* _Brief_:
Each entry below is to be copied verbatim.

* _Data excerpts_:
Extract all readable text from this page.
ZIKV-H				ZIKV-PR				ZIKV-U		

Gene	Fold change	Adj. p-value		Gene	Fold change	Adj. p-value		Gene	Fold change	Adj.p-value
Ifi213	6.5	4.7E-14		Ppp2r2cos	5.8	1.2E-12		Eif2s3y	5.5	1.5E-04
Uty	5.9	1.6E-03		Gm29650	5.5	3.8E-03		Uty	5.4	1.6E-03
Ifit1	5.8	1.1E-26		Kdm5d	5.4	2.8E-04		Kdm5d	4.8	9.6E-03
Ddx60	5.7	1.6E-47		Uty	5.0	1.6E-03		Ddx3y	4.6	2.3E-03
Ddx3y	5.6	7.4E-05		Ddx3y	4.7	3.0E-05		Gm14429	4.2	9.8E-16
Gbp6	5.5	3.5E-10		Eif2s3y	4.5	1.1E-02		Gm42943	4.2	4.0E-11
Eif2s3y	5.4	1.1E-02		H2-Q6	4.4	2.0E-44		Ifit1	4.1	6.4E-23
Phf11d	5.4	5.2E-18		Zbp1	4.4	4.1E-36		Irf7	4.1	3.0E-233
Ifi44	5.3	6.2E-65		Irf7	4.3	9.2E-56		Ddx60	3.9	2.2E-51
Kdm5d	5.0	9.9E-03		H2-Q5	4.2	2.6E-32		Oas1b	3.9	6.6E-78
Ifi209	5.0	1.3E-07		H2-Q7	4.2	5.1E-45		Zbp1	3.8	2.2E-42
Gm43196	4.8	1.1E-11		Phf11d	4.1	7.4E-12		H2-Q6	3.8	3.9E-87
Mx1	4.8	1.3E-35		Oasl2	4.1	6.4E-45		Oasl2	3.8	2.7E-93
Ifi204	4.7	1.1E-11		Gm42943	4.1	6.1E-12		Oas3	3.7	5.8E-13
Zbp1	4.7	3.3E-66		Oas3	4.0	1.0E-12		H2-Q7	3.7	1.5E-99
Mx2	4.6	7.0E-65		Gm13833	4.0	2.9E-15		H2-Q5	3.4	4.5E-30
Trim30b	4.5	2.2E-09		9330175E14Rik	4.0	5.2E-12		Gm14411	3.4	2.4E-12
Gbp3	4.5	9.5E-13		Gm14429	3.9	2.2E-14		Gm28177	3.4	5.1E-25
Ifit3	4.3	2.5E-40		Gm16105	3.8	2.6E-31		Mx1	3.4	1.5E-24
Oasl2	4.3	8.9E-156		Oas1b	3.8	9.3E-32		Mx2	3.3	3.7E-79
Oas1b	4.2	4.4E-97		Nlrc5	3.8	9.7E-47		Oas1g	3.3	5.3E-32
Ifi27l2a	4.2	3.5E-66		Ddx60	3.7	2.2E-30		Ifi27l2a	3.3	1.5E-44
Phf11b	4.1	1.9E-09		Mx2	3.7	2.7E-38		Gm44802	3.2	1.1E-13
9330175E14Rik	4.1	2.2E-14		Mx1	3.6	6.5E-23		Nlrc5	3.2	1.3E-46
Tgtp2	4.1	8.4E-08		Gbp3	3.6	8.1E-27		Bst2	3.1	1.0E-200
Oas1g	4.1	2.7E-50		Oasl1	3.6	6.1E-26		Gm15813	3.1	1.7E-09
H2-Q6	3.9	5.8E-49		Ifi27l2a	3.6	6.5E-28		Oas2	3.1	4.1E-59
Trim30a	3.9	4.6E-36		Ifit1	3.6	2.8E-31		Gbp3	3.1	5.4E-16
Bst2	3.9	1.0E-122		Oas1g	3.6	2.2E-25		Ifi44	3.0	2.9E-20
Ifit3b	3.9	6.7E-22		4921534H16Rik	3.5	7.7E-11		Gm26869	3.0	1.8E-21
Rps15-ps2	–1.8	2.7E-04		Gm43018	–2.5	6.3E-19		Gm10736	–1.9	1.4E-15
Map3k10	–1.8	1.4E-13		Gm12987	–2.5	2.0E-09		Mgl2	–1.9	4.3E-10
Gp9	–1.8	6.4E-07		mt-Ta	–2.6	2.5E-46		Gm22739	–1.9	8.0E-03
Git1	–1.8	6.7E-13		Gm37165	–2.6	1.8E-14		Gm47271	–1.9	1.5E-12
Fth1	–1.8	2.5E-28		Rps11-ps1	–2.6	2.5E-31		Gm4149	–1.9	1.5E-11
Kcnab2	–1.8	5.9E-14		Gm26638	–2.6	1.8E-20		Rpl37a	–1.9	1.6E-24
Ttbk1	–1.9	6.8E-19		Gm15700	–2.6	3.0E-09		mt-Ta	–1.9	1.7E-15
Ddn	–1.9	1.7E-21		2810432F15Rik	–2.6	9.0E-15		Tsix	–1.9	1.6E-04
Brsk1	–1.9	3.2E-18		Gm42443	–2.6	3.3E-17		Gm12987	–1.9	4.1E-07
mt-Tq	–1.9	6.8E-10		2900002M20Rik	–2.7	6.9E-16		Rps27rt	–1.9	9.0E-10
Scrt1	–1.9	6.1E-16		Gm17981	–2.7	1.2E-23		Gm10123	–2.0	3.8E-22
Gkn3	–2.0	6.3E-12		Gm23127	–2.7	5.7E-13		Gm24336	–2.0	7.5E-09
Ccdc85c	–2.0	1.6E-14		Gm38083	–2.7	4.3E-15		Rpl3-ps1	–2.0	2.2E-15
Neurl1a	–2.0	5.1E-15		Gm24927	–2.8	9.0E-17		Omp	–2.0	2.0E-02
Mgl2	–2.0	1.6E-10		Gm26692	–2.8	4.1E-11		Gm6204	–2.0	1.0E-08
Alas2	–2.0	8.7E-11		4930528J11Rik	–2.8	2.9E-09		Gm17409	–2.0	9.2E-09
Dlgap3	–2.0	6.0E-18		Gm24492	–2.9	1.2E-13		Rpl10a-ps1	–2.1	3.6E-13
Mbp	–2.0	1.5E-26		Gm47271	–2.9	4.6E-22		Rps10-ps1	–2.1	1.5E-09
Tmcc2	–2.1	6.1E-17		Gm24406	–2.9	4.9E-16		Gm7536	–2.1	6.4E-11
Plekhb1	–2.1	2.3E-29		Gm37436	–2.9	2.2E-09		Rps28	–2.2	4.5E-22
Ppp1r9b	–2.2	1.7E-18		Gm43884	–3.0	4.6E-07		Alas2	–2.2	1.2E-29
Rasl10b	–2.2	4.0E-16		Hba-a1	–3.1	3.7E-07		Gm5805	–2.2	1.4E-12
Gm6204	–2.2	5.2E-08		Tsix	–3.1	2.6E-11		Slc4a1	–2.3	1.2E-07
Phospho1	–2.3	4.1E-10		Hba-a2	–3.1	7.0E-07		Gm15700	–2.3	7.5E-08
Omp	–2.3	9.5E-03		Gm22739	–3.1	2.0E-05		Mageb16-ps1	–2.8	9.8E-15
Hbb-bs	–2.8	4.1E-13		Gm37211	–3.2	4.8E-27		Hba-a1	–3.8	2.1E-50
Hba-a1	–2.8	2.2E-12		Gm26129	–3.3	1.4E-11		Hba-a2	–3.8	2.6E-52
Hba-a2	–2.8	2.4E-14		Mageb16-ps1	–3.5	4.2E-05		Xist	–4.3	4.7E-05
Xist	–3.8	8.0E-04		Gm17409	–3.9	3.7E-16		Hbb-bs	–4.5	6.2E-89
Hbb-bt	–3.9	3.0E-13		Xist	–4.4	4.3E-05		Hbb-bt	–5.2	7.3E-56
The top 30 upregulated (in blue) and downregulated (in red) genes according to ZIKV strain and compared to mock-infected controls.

* _Written response_:
Extract all readable text from this page.
ZIKV-H				ZIKV-PR				ZIKV-U		

Gene	Fold change	Adj. p-value		Gene	Fold change	Adj. p-value		Gene	Fold change	Adj.p-value
Ifi213	6.5	4.7E-14		Ppp2r2cos	5.8	1.2E-12		Eif2s3y	5.5	1.5E-04
Uty	5.9	1.6E-03		Gm29650	5.5	3.8E-03		Uty	5.4	1.6E-03
Ifit1	5.8	1.1E-26		Kdm5d	5.4	2.8E-04		Kdm5d	4.8	9.6E-03
Ddx60	5.7	1.6E-47		Uty	5.0	1.6E-03		Ddx3y	4.6	2.3E-03
Ddx3y	5.6	7.4E-05		Ddx3y	4.7	3.0E-05		Gm14429	4.2	9.8E-16
Gbp6	5.5	3.5E-10		Eif2s3y	4.5	1.1E-02		Gm42943	4.2	4.0E-11
Eif2s3y	5.4	1.1E-02		H2-Q6	4.4	2.0E-44		Ifit1	4.1	6.4E-23
Phf11d	5.4	5.2E-18		Zbp1	4.4	4.1E-36		Irf7	4.1	3.0E-233
Ifi44	5.3	6.2E-65		Irf7	4.3	9.2E-56		Ddx60	3.9	2.2E-51
Kdm5d	5.0	9.9E-03		H2-Q5	4.2	2.6E-32		Oas1b	3.9	6.6E-78
Ifi209	5.0	1.3E-07		H2-Q7	4.2	5.1E-45		Zbp1	3.8	2.2E-42
Gm43196	4.8	1.1E-11		Phf11d	4.1	7.4E-12		H2-Q6	3.8	3.9E-87
Mx1	4.8	1.3E-35		Oasl2	4.1	6.4E-45		Oasl2	3.8	2.7E-93
Ifi204	4.7	1.1E-11		Gm42943	4.1	6.1E-12		Oas3	3.7	5.8E-13
Zbp1	4.7	3.3E-66		Oas3	4.0	1.0E-12		H2-Q7	3.7	1.5E-99
Mx2	4.6	7.0E-65		Gm13833	4.0	2.9E-15		H2-Q5	3.4	4.5E-30
Trim30b	4.5	2.2E-09		9330175E14Rik	4.0	5.2E-12		Gm14411	3.4	2.4E-12
Gbp3	4.5	9.5E-13		Gm14429	3.9	2.2E-14		Gm28177	3.4	5.1E-25
Ifit3	4.3	2.5E-40		Gm16105	3.8	2.6E-31		Mx1	3.4	1.5E-24
Oasl2	4.3	8.9E-156		Oas1b	3.8	9.3E-32		Mx2	3.3	3.7E-79
Oas1b	4.2	4.4E-97		Nlrc5	3.8	9.7E-47		Oas1g	3.3	5.3E-32
Ifi27l2a	4.2	3.5E-66		Ddx60	3.7	2.2E-30		Ifi27l2a	3.3	1.5E-44
Phf11b	4.1	1.9E-09		Mx2	3.7	2.7E-38		Gm44802	3.2	1.1E-13
9330175E14Rik	4.1	2.2E-14		Mx1	3.6	6.5E-23		Nlrc5	3.2	1.3E-46
Tgtp2	4.1	8.4E-08		Gbp3	3.6	8.1E-27		Bst2	3.1	1.0E-200
Oas1g	4.1	2.7E-50		Oasl1	3.6	6.1E-26		Gm15813	3.1	1.7E-09
H2-Q6	3.9	5.8E-49		Ifi27l2a	3.6	6.5E-28		Oas2	3.1	4.1E-59
Trim30a	3.9	4.6E-36		Ifit1	3.6	2.8E-31		Gbp3	3.1	5.4E-16
Bst2	3.9	1.0E-122		Oas1g	3.6	2.2E-25		Ifi44	3.0	2.9E-20
Ifit3b	3.9	6.7E-22		4921534H16Rik	3.5	7.7E-11		Gm26869	3.0	1.8E-21
Rps15-ps2	–1.8	2.7E-04		Gm43018	–2.5	6.3E-19		Gm10736	–1.9	1.4E-15
Map3k10	–1.8	1.4E-13		Gm12987	–2.5	2.0E-09		Mgl2	–1.9	4.3E-10
Gp9	–1.8	6.4E-07		mt-Ta	–2.6	2.5E-46		Gm22739	–1.9	8.0E-03
Git1	–1.8	6.7E-13		Gm37165	–2.6	1.8E-14		Gm47271	–1.9	1.5E-12
Fth1	–1.8	2.5E-28		Rps11-ps1	–2.6	2.5E-31		Gm4149	–1.9	1.5E-11
Kcnab2	–1.8	5.9E-14		Gm26638	–2.6	1.8E-20		Rpl37a	–1.9	1.6E-24
Ttbk1	–1.9	6.8E-19		Gm15700	–2.6	3.0E-09		mt-Ta	–1.9	1.7E-15
Ddn	–1.9	1.7E-21		2810432F15Rik	–2.6	9.0E-15		Tsix	–1.9	1.6E-04
Brsk1	–1.9	3.2E-18		Gm42443	–2.6	3.3E-17		Gm12987	–1.9	4.1E-07
mt-Tq	–1.9	6.8E-10		2900002M20Rik	–2.7	6.9E-16		Rps27rt	–1.9	9.0E-10
Scrt1	–1.9	6.1E-16		Gm17981	–2.7	1.2E-23		Gm10123	–2.0	3.8E-22
Gkn3	–2.0	6.3E-12		Gm23127	–2.7	5.7E-13		Gm24336	–2.0	7.5E-09
Ccdc85c	–2.0	1.6E-14		Gm38083	–2.7	4.3E-15		Rpl3-ps1	–2.0	2.2E-15
Neurl1a	–2.0	5.1E-15		Gm24927	–2.8	9.0E-17		Omp	–2.0	2.0E-02
Mgl2	–2.0	1.6E-10		Gm26692	–2.8	4.1E-11		Gm6204	–2.0	1.0E-08
Alas2	–2.0	8.7E-11		4930528J11Rik	–2.8	2.9E-09		Gm17409	–2.0	9.2E-09
Dlgap3	–2.0	6.0E-18		Gm24492	–2.9	1.2E-13		Rpl10a-ps1	–2.1	3.6E-13
Mbp	–2.0	1.5E-26		Gm47271	–2.9	4.6E-22		Rps10-ps1	–2.1	1.5E-09
Tmcc2	–2.1	6.1E-17		Gm24406	–2.9	4.9E-16		Gm7536	–2.1	6.4E-11
Plekhb1	–2.1	2.3E-29		Gm37436	–2.9	2.2E-09		Rps28	–2.2	4.5E-22
Ppp1r9b	–2.2	1.7E-18		Gm43884	–3.0	4.6E-07		Alas2	–2.2	1.2E-29
Rasl10b	–2.2	4.0E-16		Hba-a1	–3.1	3.7E-07		Gm5805	–2.2	1.4E-12
Gm6204	–2.2	5.2E-08		Tsix	–3.1	2.6E-11		Slc4a1	–2.3	1.2E-07
Phospho1	–2.3	4.1E-10		Hba-a2	–3.1	7.0E-07		Gm15700	–2.3	7.5E-08
Omp	–2.3	9.5E-03		Gm22739	–3.1	2.0E-05		Mageb16-ps1	–2.8	9.8E-15
Hbb-bs	–2.8	4.1E-13		Gm37211	–3.2	4.8E-27		Hba-a1	–3.8	2.1E-50
Hba-a1	–2.8	2.2E-12		Gm26129	–3.3	1.4E-11		Hba-a2	–3.8	2.6E-52
Hba-a2	–2.8	2.4E-14		Mageb16-ps1	–3.5	4.2E-05		Xist	–4.3	4.7E-05
Xist	–3.8	8.0E-04		Gm17409	–3.9	3.7E-16		Hbb-bs	–4.5	6.2E-89
Hbb-bt	–3.9	3.0E-13		Xist	–4.4	4.3E-05		Hbb-bt	–5.2	7.3E-56
The top 30 upregulated (in blue) and downregulated (in red) genes according to ZIKV strain and compared to mock-infected controls.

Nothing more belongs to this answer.